Given request ::
Extract each line of the data below that contains the string "document". Matching is case-sensitive.

>> BEGIN Material

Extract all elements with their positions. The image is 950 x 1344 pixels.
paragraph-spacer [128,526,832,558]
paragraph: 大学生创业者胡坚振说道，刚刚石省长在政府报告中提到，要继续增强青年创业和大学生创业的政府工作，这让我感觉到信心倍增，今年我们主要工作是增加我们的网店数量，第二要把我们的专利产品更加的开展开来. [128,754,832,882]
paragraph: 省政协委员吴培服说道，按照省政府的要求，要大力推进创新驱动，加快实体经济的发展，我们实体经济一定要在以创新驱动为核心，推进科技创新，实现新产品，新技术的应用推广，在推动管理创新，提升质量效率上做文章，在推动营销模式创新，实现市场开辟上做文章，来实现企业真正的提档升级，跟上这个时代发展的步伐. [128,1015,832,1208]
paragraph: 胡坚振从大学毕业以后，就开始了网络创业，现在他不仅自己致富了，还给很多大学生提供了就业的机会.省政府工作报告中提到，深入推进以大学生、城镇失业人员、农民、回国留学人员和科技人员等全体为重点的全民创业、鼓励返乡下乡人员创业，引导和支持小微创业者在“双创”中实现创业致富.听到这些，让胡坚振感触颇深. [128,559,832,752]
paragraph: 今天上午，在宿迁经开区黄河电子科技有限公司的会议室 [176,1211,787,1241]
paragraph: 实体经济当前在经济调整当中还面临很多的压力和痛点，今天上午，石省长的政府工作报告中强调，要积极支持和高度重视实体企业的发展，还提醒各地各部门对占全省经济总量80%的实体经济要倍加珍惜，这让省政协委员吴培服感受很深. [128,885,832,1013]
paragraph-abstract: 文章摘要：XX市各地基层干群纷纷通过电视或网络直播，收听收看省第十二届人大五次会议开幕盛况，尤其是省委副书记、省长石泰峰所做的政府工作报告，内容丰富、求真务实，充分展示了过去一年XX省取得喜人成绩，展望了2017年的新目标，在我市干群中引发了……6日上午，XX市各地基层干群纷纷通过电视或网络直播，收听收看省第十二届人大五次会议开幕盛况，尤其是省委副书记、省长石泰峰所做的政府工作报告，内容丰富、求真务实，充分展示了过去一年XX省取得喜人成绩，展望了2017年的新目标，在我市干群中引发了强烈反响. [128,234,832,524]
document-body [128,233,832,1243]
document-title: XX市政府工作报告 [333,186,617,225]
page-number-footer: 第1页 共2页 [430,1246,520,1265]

>> END Material

Answer to the exercise ::
document-body [128,233,832,1243]
document-title: XX市政府工作报告 [333,186,617,225]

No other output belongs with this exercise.